Requirement: Repeat the data word for word. Do not include the pictures.

Material to process:
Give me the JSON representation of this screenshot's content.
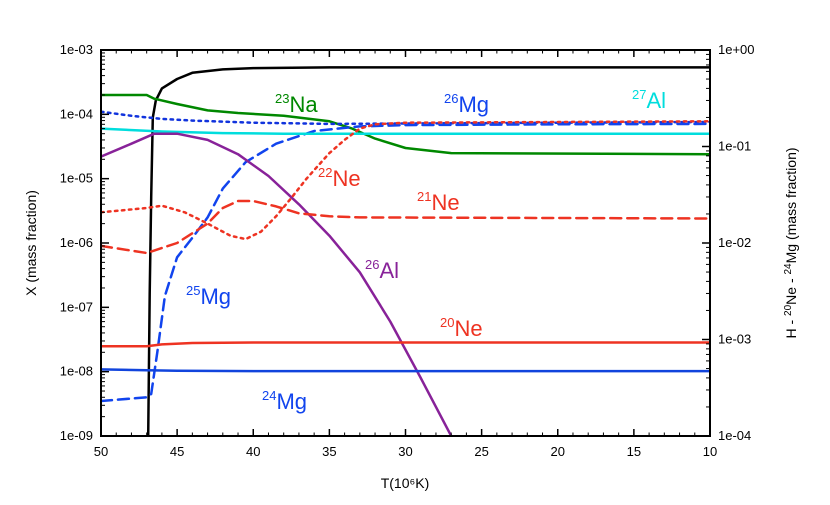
{
  "chart_data": {
    "type": "line",
    "xlabel": "T(10⁶K)",
    "ylabel_left": "X (mass fraction)",
    "ylabel_right_parts": {
      "a": "H - ",
      "b": "20",
      "c": "Ne - ",
      "d": "24",
      "e": "Mg (mass fraction)"
    },
    "x_range": [
      50,
      10
    ],
    "x_ticks": [
      50,
      45,
      40,
      35,
      30,
      25,
      20,
      15,
      10
    ],
    "y_left_range": [
      1e-09,
      0.001
    ],
    "y_left_ticks": [
      "1e-09",
      "1e-08",
      "1e-07",
      "1e-06",
      "1e-05",
      "1e-04",
      "1e-03"
    ],
    "y_right_range": [
      0.0001,
      1
    ],
    "y_right_ticks": [
      "1e-04",
      "1e-03",
      "1e-02",
      "1e-01",
      "1e+00"
    ],
    "series": [
      {
        "id": "h",
        "name": "H",
        "axis": "right",
        "color": "#000000",
        "dash": "solid",
        "points": [
          [
            46.9,
            0.0001
          ],
          [
            46.8,
            0.003
          ],
          [
            46.7,
            0.03
          ],
          [
            46.6,
            0.2
          ],
          [
            46.4,
            0.3
          ],
          [
            46.0,
            0.4
          ],
          [
            45.0,
            0.5
          ],
          [
            44.0,
            0.58
          ],
          [
            42.0,
            0.63
          ],
          [
            40.0,
            0.65
          ],
          [
            35.0,
            0.66
          ],
          [
            10.0,
            0.66
          ]
        ]
      },
      {
        "id": "na23",
        "name": "23Na",
        "axis": "left",
        "color": "#008800",
        "dash": "solid",
        "points": [
          [
            50,
            0.0002
          ],
          [
            47,
            0.0002
          ],
          [
            46.5,
            0.000175
          ],
          [
            45,
            0.000145
          ],
          [
            43,
            0.000115
          ],
          [
            41,
            0.000105
          ],
          [
            38,
            9.5e-05
          ],
          [
            35,
            7.8e-05
          ],
          [
            33.5,
            6e-05
          ],
          [
            32,
            4.2e-05
          ],
          [
            30,
            3e-05
          ],
          [
            27,
            2.5e-05
          ],
          [
            10,
            2.4e-05
          ]
        ]
      },
      {
        "id": "mg26",
        "name": "26Mg",
        "axis": "left",
        "color": "#1133dd",
        "dash": "dotted",
        "points": [
          [
            50,
            0.00011
          ],
          [
            48,
            9.5e-05
          ],
          [
            46,
            8.5e-05
          ],
          [
            44,
            8e-05
          ],
          [
            40,
            7.4e-05
          ],
          [
            35,
            7.1e-05
          ],
          [
            30,
            7.2e-05
          ],
          [
            20,
            7.4e-05
          ],
          [
            10,
            7.6e-05
          ]
        ]
      },
      {
        "id": "mg25",
        "name": "25Mg",
        "axis": "left",
        "color": "#1144ee",
        "dash": "dashed",
        "points": [
          [
            50,
            3.5e-09
          ],
          [
            47,
            4e-09
          ],
          [
            46.7,
            4.5e-09
          ],
          [
            46.3,
            2e-08
          ],
          [
            45.8,
            1.5e-07
          ],
          [
            45,
            6e-07
          ],
          [
            44,
            1.2e-06
          ],
          [
            43,
            2.5e-06
          ],
          [
            42,
            7e-06
          ],
          [
            40.5,
            1.8e-05
          ],
          [
            38.5,
            3.5e-05
          ],
          [
            36,
            5.5e-05
          ],
          [
            33,
            6.5e-05
          ],
          [
            30,
            6.8e-05
          ],
          [
            20,
            7e-05
          ],
          [
            10,
            7.1e-05
          ]
        ]
      },
      {
        "id": "al27",
        "name": "27Al",
        "axis": "left",
        "color": "#00dddd",
        "dash": "solid",
        "points": [
          [
            50,
            6e-05
          ],
          [
            46,
            5.4e-05
          ],
          [
            42,
            5.1e-05
          ],
          [
            38,
            5e-05
          ],
          [
            10,
            5e-05
          ]
        ]
      },
      {
        "id": "al26",
        "name": "26Al",
        "axis": "left",
        "color": "#882299",
        "dash": "solid",
        "points": [
          [
            50,
            2.2e-05
          ],
          [
            48,
            3.5e-05
          ],
          [
            46.5,
            5e-05
          ],
          [
            45,
            5e-05
          ],
          [
            43,
            4e-05
          ],
          [
            41,
            2.4e-05
          ],
          [
            39,
            1.1e-05
          ],
          [
            37,
            4e-06
          ],
          [
            35,
            1.3e-06
          ],
          [
            33,
            3.5e-07
          ],
          [
            31,
            6e-08
          ],
          [
            29,
            8e-09
          ],
          [
            27,
            1e-09
          ]
        ]
      },
      {
        "id": "ne22",
        "name": "22Ne",
        "axis": "left",
        "color": "#ee3322",
        "dash": "dotted",
        "points": [
          [
            50,
            3e-06
          ],
          [
            47,
            3.5e-06
          ],
          [
            46,
            3.8e-06
          ],
          [
            44.5,
            3e-06
          ],
          [
            43,
            2e-06
          ],
          [
            41.5,
            1.3e-06
          ],
          [
            40.5,
            1.15e-06
          ],
          [
            39.5,
            1.5e-06
          ],
          [
            38.5,
            2.6e-06
          ],
          [
            37.5,
            5e-06
          ],
          [
            36.5,
            1e-05
          ],
          [
            35,
            2.5e-05
          ],
          [
            34,
            4e-05
          ],
          [
            33,
            6e-05
          ],
          [
            32,
            7e-05
          ],
          [
            30,
            7.4e-05
          ],
          [
            20,
            7.6e-05
          ],
          [
            10,
            7.8e-05
          ]
        ]
      },
      {
        "id": "ne21",
        "name": "21Ne",
        "axis": "left",
        "color": "#ee3322",
        "dash": "dashed",
        "points": [
          [
            50,
            9e-07
          ],
          [
            47,
            7e-07
          ],
          [
            45,
            1e-06
          ],
          [
            43,
            2e-06
          ],
          [
            42,
            3.5e-06
          ],
          [
            41,
            4.5e-06
          ],
          [
            40,
            4.5e-06
          ],
          [
            38.5,
            3.7e-06
          ],
          [
            37,
            2.9e-06
          ],
          [
            35,
            2.6e-06
          ],
          [
            33,
            2.5e-06
          ],
          [
            10,
            2.4e-06
          ]
        ]
      },
      {
        "id": "ne20",
        "name": "20Ne",
        "axis": "right",
        "color": "#ee3322",
        "dash": "solid",
        "points": [
          [
            50,
            0.00085
          ],
          [
            47,
            0.00085
          ],
          [
            46,
            0.00089
          ],
          [
            44,
            0.00092
          ],
          [
            40,
            0.00093
          ],
          [
            10,
            0.00093
          ]
        ]
      },
      {
        "id": "mg24",
        "name": "24Mg",
        "axis": "right",
        "color": "#1144dd",
        "dash": "solid",
        "points": [
          [
            50,
            0.00049
          ],
          [
            47,
            0.00048
          ],
          [
            45,
            0.000475
          ],
          [
            40,
            0.00047
          ],
          [
            10,
            0.00047
          ]
        ]
      }
    ],
    "annotations": [
      {
        "series": "na23",
        "sup": "23",
        "text": "Na",
        "color": "#008800"
      },
      {
        "series": "mg26",
        "sup": "26",
        "text": "Mg",
        "color": "#1144ee"
      },
      {
        "series": "al27",
        "sup": "27",
        "text": "Al",
        "color": "#00dddd"
      },
      {
        "series": "ne22",
        "sup": "22",
        "text": "Ne",
        "color": "#ee3322"
      },
      {
        "series": "ne21",
        "sup": "21",
        "text": "Ne",
        "color": "#ee3322"
      },
      {
        "series": "al26",
        "sup": "26",
        "text": "Al",
        "color": "#882299"
      },
      {
        "series": "mg25",
        "sup": "25",
        "text": "Mg",
        "color": "#1144ee"
      },
      {
        "series": "ne20",
        "sup": "20",
        "text": "Ne",
        "color": "#ee3322"
      },
      {
        "series": "mg24",
        "sup": "24",
        "text": "Mg",
        "color": "#1144ee"
      }
    ]
  }
}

Task output:
Give me the JSON representation of this screenshot's content.
{
  "chart_data": {
    "type": "line",
    "xlabel": "T(10⁶K)",
    "ylabel_left": "X (mass fraction)",
    "ylabel_right_parts": {
      "a": "H - ",
      "b": "20",
      "c": "Ne - ",
      "d": "24",
      "e": "Mg (mass fraction)"
    },
    "x_range": [
      50,
      10
    ],
    "x_ticks": [
      50,
      45,
      40,
      35,
      30,
      25,
      20,
      15,
      10
    ],
    "y_left_range": [
      1e-09,
      0.001
    ],
    "y_left_ticks": [
      "1e-09",
      "1e-08",
      "1e-07",
      "1e-06",
      "1e-05",
      "1e-04",
      "1e-03"
    ],
    "y_right_range": [
      0.0001,
      1
    ],
    "y_right_ticks": [
      "1e-04",
      "1e-03",
      "1e-02",
      "1e-01",
      "1e+00"
    ],
    "series": [
      {
        "id": "h",
        "name": "H",
        "axis": "right",
        "color": "#000000",
        "dash": "solid",
        "points": [
          [
            46.9,
            0.0001
          ],
          [
            46.8,
            0.003
          ],
          [
            46.7,
            0.03
          ],
          [
            46.6,
            0.2
          ],
          [
            46.4,
            0.3
          ],
          [
            46.0,
            0.4
          ],
          [
            45.0,
            0.5
          ],
          [
            44.0,
            0.58
          ],
          [
            42.0,
            0.63
          ],
          [
            40.0,
            0.65
          ],
          [
            35.0,
            0.66
          ],
          [
            10.0,
            0.66
          ]
        ]
      },
      {
        "id": "na23",
        "name": "23Na",
        "axis": "left",
        "color": "#008800",
        "dash": "solid",
        "points": [
          [
            50,
            0.0002
          ],
          [
            47,
            0.0002
          ],
          [
            46.5,
            0.000175
          ],
          [
            45,
            0.000145
          ],
          [
            43,
            0.000115
          ],
          [
            41,
            0.000105
          ],
          [
            38,
            9.5e-05
          ],
          [
            35,
            7.8e-05
          ],
          [
            33.5,
            6e-05
          ],
          [
            32,
            4.2e-05
          ],
          [
            30,
            3e-05
          ],
          [
            27,
            2.5e-05
          ],
          [
            10,
            2.4e-05
          ]
        ]
      },
      {
        "id": "mg26",
        "name": "26Mg",
        "axis": "left",
        "color": "#1133dd",
        "dash": "dotted",
        "points": [
          [
            50,
            0.00011
          ],
          [
            48,
            9.5e-05
          ],
          [
            46,
            8.5e-05
          ],
          [
            44,
            8e-05
          ],
          [
            40,
            7.4e-05
          ],
          [
            35,
            7.1e-05
          ],
          [
            30,
            7.2e-05
          ],
          [
            20,
            7.4e-05
          ],
          [
            10,
            7.6e-05
          ]
        ]
      },
      {
        "id": "mg25",
        "name": "25Mg",
        "axis": "left",
        "color": "#1144ee",
        "dash": "dashed",
        "points": [
          [
            50,
            3.5e-09
          ],
          [
            47,
            4e-09
          ],
          [
            46.7,
            4.5e-09
          ],
          [
            46.3,
            2e-08
          ],
          [
            45.8,
            1.5e-07
          ],
          [
            45,
            6e-07
          ],
          [
            44,
            1.2e-06
          ],
          [
            43,
            2.5e-06
          ],
          [
            42,
            7e-06
          ],
          [
            40.5,
            1.8e-05
          ],
          [
            38.5,
            3.5e-05
          ],
          [
            36,
            5.5e-05
          ],
          [
            33,
            6.5e-05
          ],
          [
            30,
            6.8e-05
          ],
          [
            20,
            7e-05
          ],
          [
            10,
            7.1e-05
          ]
        ]
      },
      {
        "id": "al27",
        "name": "27Al",
        "axis": "left",
        "color": "#00dddd",
        "dash": "solid",
        "points": [
          [
            50,
            6e-05
          ],
          [
            46,
            5.4e-05
          ],
          [
            42,
            5.1e-05
          ],
          [
            38,
            5e-05
          ],
          [
            10,
            5e-05
          ]
        ]
      },
      {
        "id": "al26",
        "name": "26Al",
        "axis": "left",
        "color": "#882299",
        "dash": "solid",
        "points": [
          [
            50,
            2.2e-05
          ],
          [
            48,
            3.5e-05
          ],
          [
            46.5,
            5e-05
          ],
          [
            45,
            5e-05
          ],
          [
            43,
            4e-05
          ],
          [
            41,
            2.4e-05
          ],
          [
            39,
            1.1e-05
          ],
          [
            37,
            4e-06
          ],
          [
            35,
            1.3e-06
          ],
          [
            33,
            3.5e-07
          ],
          [
            31,
            6e-08
          ],
          [
            29,
            8e-09
          ],
          [
            27,
            1e-09
          ]
        ]
      },
      {
        "id": "ne22",
        "name": "22Ne",
        "axis": "left",
        "color": "#ee3322",
        "dash": "dotted",
        "points": [
          [
            50,
            3e-06
          ],
          [
            47,
            3.5e-06
          ],
          [
            46,
            3.8e-06
          ],
          [
            44.5,
            3e-06
          ],
          [
            43,
            2e-06
          ],
          [
            41.5,
            1.3e-06
          ],
          [
            40.5,
            1.15e-06
          ],
          [
            39.5,
            1.5e-06
          ],
          [
            38.5,
            2.6e-06
          ],
          [
            37.5,
            5e-06
          ],
          [
            36.5,
            1e-05
          ],
          [
            35,
            2.5e-05
          ],
          [
            34,
            4e-05
          ],
          [
            33,
            6e-05
          ],
          [
            32,
            7e-05
          ],
          [
            30,
            7.4e-05
          ],
          [
            20,
            7.6e-05
          ],
          [
            10,
            7.8e-05
          ]
        ]
      },
      {
        "id": "ne21",
        "name": "21Ne",
        "axis": "left",
        "color": "#ee3322",
        "dash": "dashed",
        "points": [
          [
            50,
            9e-07
          ],
          [
            47,
            7e-07
          ],
          [
            45,
            1e-06
          ],
          [
            43,
            2e-06
          ],
          [
            42,
            3.5e-06
          ],
          [
            41,
            4.5e-06
          ],
          [
            40,
            4.5e-06
          ],
          [
            38.5,
            3.7e-06
          ],
          [
            37,
            2.9e-06
          ],
          [
            35,
            2.6e-06
          ],
          [
            33,
            2.5e-06
          ],
          [
            10,
            2.4e-06
          ]
        ]
      },
      {
        "id": "ne20",
        "name": "20Ne",
        "axis": "right",
        "color": "#ee3322",
        "dash": "solid",
        "points": [
          [
            50,
            0.00085
          ],
          [
            47,
            0.00085
          ],
          [
            46,
            0.00089
          ],
          [
            44,
            0.00092
          ],
          [
            40,
            0.00093
          ],
          [
            10,
            0.00093
          ]
        ]
      },
      {
        "id": "mg24",
        "name": "24Mg",
        "axis": "right",
        "color": "#1144dd",
        "dash": "solid",
        "points": [
          [
            50,
            0.00049
          ],
          [
            47,
            0.00048
          ],
          [
            45,
            0.000475
          ],
          [
            40,
            0.00047
          ],
          [
            10,
            0.00047
          ]
        ]
      }
    ],
    "annotations": [
      {
        "series": "na23",
        "sup": "23",
        "text": "Na",
        "color": "#008800"
      },
      {
        "series": "mg26",
        "sup": "26",
        "text": "Mg",
        "color": "#1144ee"
      },
      {
        "series": "al27",
        "sup": "27",
        "text": "Al",
        "color": "#00dddd"
      },
      {
        "series": "ne22",
        "sup": "22",
        "text": "Ne",
        "color": "#ee3322"
      },
      {
        "series": "ne21",
        "sup": "21",
        "text": "Ne",
        "color": "#ee3322"
      },
      {
        "series": "al26",
        "sup": "26",
        "text": "Al",
        "color": "#882299"
      },
      {
        "series": "mg25",
        "sup": "25",
        "text": "Mg",
        "color": "#1144ee"
      },
      {
        "series": "ne20",
        "sup": "20",
        "text": "Ne",
        "color": "#ee3322"
      },
      {
        "series": "mg24",
        "sup": "24",
        "text": "Mg",
        "color": "#1144ee"
      }
    ]
  }
}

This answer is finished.